(SOURCE MATERIAL)
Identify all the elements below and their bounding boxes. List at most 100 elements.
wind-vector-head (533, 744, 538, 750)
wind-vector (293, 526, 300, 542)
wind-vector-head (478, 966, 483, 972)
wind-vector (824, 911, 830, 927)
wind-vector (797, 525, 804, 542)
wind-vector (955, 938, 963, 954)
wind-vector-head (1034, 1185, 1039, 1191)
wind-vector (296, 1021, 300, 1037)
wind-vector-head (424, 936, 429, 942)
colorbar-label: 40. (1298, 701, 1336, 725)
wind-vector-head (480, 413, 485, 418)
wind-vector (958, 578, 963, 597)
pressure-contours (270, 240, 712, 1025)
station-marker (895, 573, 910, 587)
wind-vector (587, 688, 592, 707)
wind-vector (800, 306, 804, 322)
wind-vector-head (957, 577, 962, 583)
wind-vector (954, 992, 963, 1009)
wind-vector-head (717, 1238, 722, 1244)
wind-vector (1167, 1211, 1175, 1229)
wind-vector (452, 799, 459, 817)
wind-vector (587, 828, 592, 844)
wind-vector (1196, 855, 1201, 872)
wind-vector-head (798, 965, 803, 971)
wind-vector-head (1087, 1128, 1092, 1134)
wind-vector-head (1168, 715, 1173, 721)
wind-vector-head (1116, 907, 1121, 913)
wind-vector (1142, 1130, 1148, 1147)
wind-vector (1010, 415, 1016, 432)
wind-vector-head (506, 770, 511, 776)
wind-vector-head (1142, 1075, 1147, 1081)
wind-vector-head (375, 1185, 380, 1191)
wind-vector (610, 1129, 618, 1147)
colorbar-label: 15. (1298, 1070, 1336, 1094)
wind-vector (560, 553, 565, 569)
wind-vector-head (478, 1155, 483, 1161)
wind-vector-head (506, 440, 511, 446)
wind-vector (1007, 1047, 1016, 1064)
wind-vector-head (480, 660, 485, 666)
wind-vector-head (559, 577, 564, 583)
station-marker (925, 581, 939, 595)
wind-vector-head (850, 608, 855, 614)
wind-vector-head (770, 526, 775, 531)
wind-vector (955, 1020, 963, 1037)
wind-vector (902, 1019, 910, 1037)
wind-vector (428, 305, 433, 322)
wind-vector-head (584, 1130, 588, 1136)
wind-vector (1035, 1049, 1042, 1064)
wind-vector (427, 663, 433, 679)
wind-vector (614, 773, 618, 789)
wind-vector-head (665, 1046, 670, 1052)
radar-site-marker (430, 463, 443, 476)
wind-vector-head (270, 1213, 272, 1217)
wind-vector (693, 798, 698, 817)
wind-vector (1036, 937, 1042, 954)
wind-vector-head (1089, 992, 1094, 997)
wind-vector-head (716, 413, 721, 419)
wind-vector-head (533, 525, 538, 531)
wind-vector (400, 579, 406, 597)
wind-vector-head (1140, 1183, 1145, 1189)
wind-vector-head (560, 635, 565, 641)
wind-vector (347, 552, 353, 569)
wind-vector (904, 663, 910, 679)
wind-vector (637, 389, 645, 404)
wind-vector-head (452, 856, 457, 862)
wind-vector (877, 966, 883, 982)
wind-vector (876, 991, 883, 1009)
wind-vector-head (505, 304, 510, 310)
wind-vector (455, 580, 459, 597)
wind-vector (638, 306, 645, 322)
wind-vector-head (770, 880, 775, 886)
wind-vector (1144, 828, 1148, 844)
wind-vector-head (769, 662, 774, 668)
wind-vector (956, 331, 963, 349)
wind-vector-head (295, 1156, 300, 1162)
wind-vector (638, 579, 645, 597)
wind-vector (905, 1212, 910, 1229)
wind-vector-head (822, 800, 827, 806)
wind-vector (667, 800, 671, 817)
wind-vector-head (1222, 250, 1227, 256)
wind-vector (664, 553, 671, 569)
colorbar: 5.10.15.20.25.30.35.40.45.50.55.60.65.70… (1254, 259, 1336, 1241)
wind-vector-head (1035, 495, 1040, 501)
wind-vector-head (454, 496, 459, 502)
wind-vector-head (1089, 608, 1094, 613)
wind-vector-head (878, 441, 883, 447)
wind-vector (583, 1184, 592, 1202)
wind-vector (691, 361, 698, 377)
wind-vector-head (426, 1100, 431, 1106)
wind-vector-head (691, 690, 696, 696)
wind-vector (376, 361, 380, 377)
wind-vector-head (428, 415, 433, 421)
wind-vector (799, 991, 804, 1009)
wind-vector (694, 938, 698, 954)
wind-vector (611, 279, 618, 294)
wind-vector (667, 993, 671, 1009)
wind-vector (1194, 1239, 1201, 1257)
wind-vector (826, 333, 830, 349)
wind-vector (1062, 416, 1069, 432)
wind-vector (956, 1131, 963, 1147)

(TASK TO CARRY OUT) Swap every "station-marker" in the items above for "weather-station", and reproduce all other lines unchanged.

(REPLY)
Identify all the elements below and their bounding boxes. List at most 100 elements.
wind-vector-head (533, 744, 538, 750)
wind-vector (293, 526, 300, 542)
wind-vector-head (478, 966, 483, 972)
wind-vector (824, 911, 830, 927)
wind-vector (797, 525, 804, 542)
wind-vector (955, 938, 963, 954)
wind-vector-head (1034, 1185, 1039, 1191)
wind-vector (296, 1021, 300, 1037)
wind-vector-head (424, 936, 429, 942)
colorbar-label: 40. (1298, 701, 1336, 725)
wind-vector-head (480, 413, 485, 418)
wind-vector (958, 578, 963, 597)
pressure-contours (270, 240, 712, 1025)
weather-station (895, 573, 910, 587)
wind-vector (587, 688, 592, 707)
wind-vector (800, 306, 804, 322)
wind-vector-head (957, 577, 962, 583)
wind-vector (954, 992, 963, 1009)
wind-vector-head (717, 1238, 722, 1244)
wind-vector (1167, 1211, 1175, 1229)
wind-vector (452, 799, 459, 817)
wind-vector (587, 828, 592, 844)
wind-vector (1196, 855, 1201, 872)
wind-vector-head (798, 965, 803, 971)
wind-vector-head (1087, 1128, 1092, 1134)
wind-vector-head (1168, 715, 1173, 721)
wind-vector-head (1116, 907, 1121, 913)
wind-vector (1142, 1130, 1148, 1147)
wind-vector (1010, 415, 1016, 432)
wind-vector-head (506, 770, 511, 776)
wind-vector-head (1142, 1075, 1147, 1081)
wind-vector-head (375, 1185, 380, 1191)
wind-vector (610, 1129, 618, 1147)
colorbar-label: 15. (1298, 1070, 1336, 1094)
wind-vector (560, 553, 565, 569)
wind-vector-head (478, 1155, 483, 1161)
wind-vector-head (506, 440, 511, 446)
wind-vector (1007, 1047, 1016, 1064)
wind-vector-head (480, 660, 485, 666)
wind-vector-head (559, 577, 564, 583)
weather-station (925, 581, 939, 595)
wind-vector-head (850, 608, 855, 614)
wind-vector-head (770, 526, 775, 531)
wind-vector (955, 1020, 963, 1037)
wind-vector (902, 1019, 910, 1037)
wind-vector (428, 305, 433, 322)
wind-vector-head (584, 1130, 588, 1136)
wind-vector (1035, 1049, 1042, 1064)
wind-vector (427, 663, 433, 679)
wind-vector (614, 773, 618, 789)
wind-vector-head (665, 1046, 670, 1052)
radar-site-marker (430, 463, 443, 476)
wind-vector-head (270, 1213, 272, 1217)
wind-vector (693, 798, 698, 817)
wind-vector (1036, 937, 1042, 954)
wind-vector-head (1089, 992, 1094, 997)
wind-vector-head (716, 413, 721, 419)
wind-vector-head (533, 525, 538, 531)
wind-vector (400, 579, 406, 597)
wind-vector-head (1140, 1183, 1145, 1189)
wind-vector-head (560, 635, 565, 641)
wind-vector (347, 552, 353, 569)
wind-vector (904, 663, 910, 679)
wind-vector (637, 389, 645, 404)
wind-vector-head (452, 856, 457, 862)
wind-vector (877, 966, 883, 982)
wind-vector (876, 991, 883, 1009)
wind-vector-head (505, 304, 510, 310)
wind-vector (455, 580, 459, 597)
wind-vector (638, 306, 645, 322)
wind-vector-head (770, 880, 775, 886)
wind-vector (1144, 828, 1148, 844)
wind-vector-head (769, 662, 774, 668)
wind-vector (956, 331, 963, 349)
wind-vector-head (295, 1156, 300, 1162)
wind-vector (638, 579, 645, 597)
wind-vector (905, 1212, 910, 1229)
wind-vector-head (822, 800, 827, 806)
wind-vector (667, 800, 671, 817)
wind-vector-head (1222, 250, 1227, 256)
wind-vector (664, 553, 671, 569)
colorbar: 5.10.15.20.25.30.35.40.45.50.55.60.65.70… (1254, 259, 1336, 1241)
wind-vector-head (1035, 495, 1040, 501)
wind-vector-head (454, 496, 459, 502)
wind-vector-head (1089, 608, 1094, 613)
wind-vector-head (878, 441, 883, 447)
wind-vector (583, 1184, 592, 1202)
wind-vector (691, 361, 698, 377)
wind-vector-head (426, 1100, 431, 1106)
wind-vector-head (691, 690, 696, 696)
wind-vector (376, 361, 380, 377)
wind-vector-head (428, 415, 433, 421)
wind-vector (799, 991, 804, 1009)
wind-vector (694, 938, 698, 954)
wind-vector (611, 279, 618, 294)
wind-vector (667, 993, 671, 1009)
wind-vector (1194, 1239, 1201, 1257)
wind-vector (826, 333, 830, 349)
wind-vector (1062, 416, 1069, 432)
wind-vector (956, 1131, 963, 1147)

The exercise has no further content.